** AIM **
Set down all of the data exactly as it appears.

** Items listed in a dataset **
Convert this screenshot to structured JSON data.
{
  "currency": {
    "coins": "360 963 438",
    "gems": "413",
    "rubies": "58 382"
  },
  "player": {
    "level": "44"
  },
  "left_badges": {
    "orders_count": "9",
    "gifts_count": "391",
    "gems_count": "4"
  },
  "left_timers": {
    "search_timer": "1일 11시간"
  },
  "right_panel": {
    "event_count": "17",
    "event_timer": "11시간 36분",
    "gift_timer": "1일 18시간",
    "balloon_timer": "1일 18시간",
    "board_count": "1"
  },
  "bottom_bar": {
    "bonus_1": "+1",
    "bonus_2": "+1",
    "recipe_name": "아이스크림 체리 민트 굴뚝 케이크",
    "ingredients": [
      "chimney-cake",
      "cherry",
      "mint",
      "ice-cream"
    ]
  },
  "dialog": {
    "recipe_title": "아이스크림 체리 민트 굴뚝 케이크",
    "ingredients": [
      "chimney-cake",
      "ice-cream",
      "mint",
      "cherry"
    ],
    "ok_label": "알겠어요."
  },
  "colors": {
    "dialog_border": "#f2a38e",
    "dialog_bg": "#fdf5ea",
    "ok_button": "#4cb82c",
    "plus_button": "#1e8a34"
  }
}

** THE COMPLETED TASK **
Convert this screenshot to structured JSON data.
{
  "currency": {
    "coins": "360 963 438",
    "gems": "413",
    "rubies": "58 382"
  },
  "player": {
    "level": "44"
  },
  "left_badges": {
    "orders_count": "9",
    "gifts_count": "391",
    "gems_count": "4"
  },
  "left_timers": {
    "search_timer": "1일 11시간"
  },
  "right_panel": {
    "event_count": "17",
    "event_timer": "11시간 36분",
    "gift_timer": "1일 18시간",
    "balloon_timer": "1일 18시간",
    "board_count": "1"
  },
  "bottom_bar": {
    "bonus_1": "+1",
    "bonus_2": "+1",
    "recipe_name": "아이스크림 체리 민트 굴뚝 케이크",
    "ingredients": [
      "chimney-cake",
      "cherry",
      "mint",
      "ice-cream"
    ]
  },
  "dialog": {
    "recipe_title": "아이스크림 체리 민트 굴뚝 케이크",
    "ingredients": [
      "chimney-cake",
      "ice-cream",
      "mint",
      "cherry"
    ],
    "ok_label": "알겠어요."
  },
  "colors": {
    "dialog_border": "#f2a38e",
    "dialog_bg": "#fdf5ea",
    "ok_button": "#4cb82c",
    "plus_button": "#1e8a34"
  }
}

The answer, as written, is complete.